> _AIM 1_
Reproduce the listing word for word, starting with its first line and ending with the line that contains "y-tick-label: 200 <box>184 89 204 101</box>". Include both of those lines.

> _PASSAGE PROVIDED_
Ngram not working for multivalued field

krishna · February 17, 2015, 8:09pm

Hi,

Couple of questions:

We are trying to create an index having an analyzed multi value field
(filter used is n-gram). But we are not able to query the partial values.
But when we have single valued field for same filter everything is working
as expected, i.e able to retrieve partial query results as well.

Create index:
curl -X PUT "http://localhost:9200/xxxx-test" -d '{
"mappings" : {
"test" : {
"properties" : {
"lists" : {
"properties" : {
"url_domain" : {
"type" : "string",
"search_analyzer" : "str_search_analyzer",
"index_analyzer" : "str_index_analyzer"
}
}
}
}
}
},

"settings" : {
"analysis" : {
"analyzer" : {

  "str_search_analyzer" : { 
      "tokenizer" : "keyword", 
      "filter" : ["lowercase"] 
    }, 
    "str_index_analyzer" : { 
      "tokenizer" : "keyword", 
      "filter" : ["lowercase", "substring"] 
    } 
  }, 

  "filter" : { 
    "substring" : { 
      "type" : "nGram", 
      "min_gram" : 2, 
      "max_gram"  : 5 
    } 
  } 
}

}
}’;

Sample values inserted curl -X POST "http://localhost:9200/xxx-test/test"
-d '{ "url_domain" : "slkd" }' curl -X POST "
http://localhost:9200/xxx-test/test" -d '{ "url_domain" : ["a1b2c","c1de"]
}’

Search query used and got some results as expected(this is entire string
match) curl "http://localhost:9200/xxx-test/_search" -d '{ "query": {
"match": {"url_domain": “a1b2c"} } }’

Search query used but didn’t give any results(this is a partial match) curl
"http://localhost:9200/xxx-test/_search" -d '{ "query": { "match":
{"url_domain": "1b2"} } }’ As the field is n gram analysed, we are
expecting a result for this query. Let us know if our understanding is
wrong?

We have a query with collection of dynamic terms eg: title:test AND
title:west AND desc:world AND desc:hello, now our objective is to avoid
terms in the query having document frequency > 10 within the specific
field. I.,e if title:west has df as 11 and desc:world has df 20, elastic
search should be internally changing the query to title:west AND
desc:hello, let us know if this can be done in effective way, as our search
queries are very high!

> _GIVEN DATA_
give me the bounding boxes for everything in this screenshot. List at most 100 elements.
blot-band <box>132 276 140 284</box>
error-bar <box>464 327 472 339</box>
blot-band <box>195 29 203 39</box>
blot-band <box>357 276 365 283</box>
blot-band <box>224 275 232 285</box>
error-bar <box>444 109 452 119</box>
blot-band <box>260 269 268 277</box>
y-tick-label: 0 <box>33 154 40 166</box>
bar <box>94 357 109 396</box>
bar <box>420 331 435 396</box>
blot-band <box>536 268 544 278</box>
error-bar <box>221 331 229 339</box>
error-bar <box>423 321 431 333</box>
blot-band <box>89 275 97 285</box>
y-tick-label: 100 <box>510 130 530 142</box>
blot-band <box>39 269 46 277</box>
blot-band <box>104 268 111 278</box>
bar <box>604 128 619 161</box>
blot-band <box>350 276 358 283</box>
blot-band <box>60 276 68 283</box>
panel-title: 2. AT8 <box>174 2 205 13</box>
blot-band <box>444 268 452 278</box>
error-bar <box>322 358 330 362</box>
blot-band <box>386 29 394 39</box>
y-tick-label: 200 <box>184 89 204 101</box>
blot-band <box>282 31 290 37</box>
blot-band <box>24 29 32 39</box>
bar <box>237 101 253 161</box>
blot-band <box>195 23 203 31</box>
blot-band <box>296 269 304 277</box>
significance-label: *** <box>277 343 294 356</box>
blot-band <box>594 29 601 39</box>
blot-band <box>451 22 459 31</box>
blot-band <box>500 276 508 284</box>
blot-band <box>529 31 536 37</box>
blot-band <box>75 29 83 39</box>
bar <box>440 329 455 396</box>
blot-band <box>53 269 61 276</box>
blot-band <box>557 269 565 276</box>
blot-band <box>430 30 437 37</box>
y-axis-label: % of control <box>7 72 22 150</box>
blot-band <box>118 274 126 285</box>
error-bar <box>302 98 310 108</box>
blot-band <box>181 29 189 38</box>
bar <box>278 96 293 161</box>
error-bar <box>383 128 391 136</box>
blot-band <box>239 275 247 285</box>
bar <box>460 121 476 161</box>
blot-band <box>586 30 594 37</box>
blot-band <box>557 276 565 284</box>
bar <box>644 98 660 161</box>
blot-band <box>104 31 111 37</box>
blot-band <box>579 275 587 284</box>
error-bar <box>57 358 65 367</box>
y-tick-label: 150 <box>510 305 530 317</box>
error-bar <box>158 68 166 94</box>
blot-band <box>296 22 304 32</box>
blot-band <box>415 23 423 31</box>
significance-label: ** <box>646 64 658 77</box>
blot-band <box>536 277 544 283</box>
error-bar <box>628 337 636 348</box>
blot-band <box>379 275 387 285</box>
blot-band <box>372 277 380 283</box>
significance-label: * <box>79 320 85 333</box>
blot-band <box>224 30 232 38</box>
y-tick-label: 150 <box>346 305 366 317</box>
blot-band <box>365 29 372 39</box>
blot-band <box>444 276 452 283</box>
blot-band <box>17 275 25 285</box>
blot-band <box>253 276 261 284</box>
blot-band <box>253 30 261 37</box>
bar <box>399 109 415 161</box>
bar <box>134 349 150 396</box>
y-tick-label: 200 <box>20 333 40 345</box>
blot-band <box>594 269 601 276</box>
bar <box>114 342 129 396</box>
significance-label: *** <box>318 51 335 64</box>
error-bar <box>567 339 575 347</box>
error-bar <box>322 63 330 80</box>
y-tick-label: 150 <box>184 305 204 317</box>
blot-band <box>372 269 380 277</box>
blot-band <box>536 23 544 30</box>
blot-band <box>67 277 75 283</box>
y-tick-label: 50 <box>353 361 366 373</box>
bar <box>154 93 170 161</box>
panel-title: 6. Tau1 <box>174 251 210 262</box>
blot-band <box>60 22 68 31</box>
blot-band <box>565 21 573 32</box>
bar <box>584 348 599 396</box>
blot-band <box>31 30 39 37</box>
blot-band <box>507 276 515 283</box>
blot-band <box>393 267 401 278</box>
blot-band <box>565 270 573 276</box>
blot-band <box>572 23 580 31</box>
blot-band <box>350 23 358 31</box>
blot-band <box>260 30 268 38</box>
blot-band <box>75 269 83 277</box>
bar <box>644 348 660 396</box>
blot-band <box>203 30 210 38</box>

> _AIM 2_
In the forum thread, why does the poster expect the search for "1b2" to return a result?

> _CORRECT RESPONSE 1_
give me the bounding boxes for everything in this screenshot. List at most 100 elements.
blot-band <box>132 276 140 284</box>
error-bar <box>464 327 472 339</box>
blot-band <box>195 29 203 39</box>
blot-band <box>357 276 365 283</box>
blot-band <box>224 275 232 285</box>
error-bar <box>444 109 452 119</box>
blot-band <box>260 269 268 277</box>
y-tick-label: 0 <box>33 154 40 166</box>
bar <box>94 357 109 396</box>
bar <box>420 331 435 396</box>
blot-band <box>536 268 544 278</box>
error-bar <box>221 331 229 339</box>
error-bar <box>423 321 431 333</box>
blot-band <box>89 275 97 285</box>
y-tick-label: 100 <box>510 130 530 142</box>
blot-band <box>39 269 46 277</box>
blot-band <box>104 268 111 278</box>
bar <box>604 128 619 161</box>
blot-band <box>350 276 358 283</box>
blot-band <box>60 276 68 283</box>
panel-title: 2. AT8 <box>174 2 205 13</box>
blot-band <box>444 268 452 278</box>
error-bar <box>322 358 330 362</box>
blot-band <box>386 29 394 39</box>
y-tick-label: 200 <box>184 89 204 101</box>

> _CORRECT RESPONSE 2_
The poster expects a result because the field is n-gram analyzed. That should allow a partial value such as "1b2" to match the stored value "a1b2c".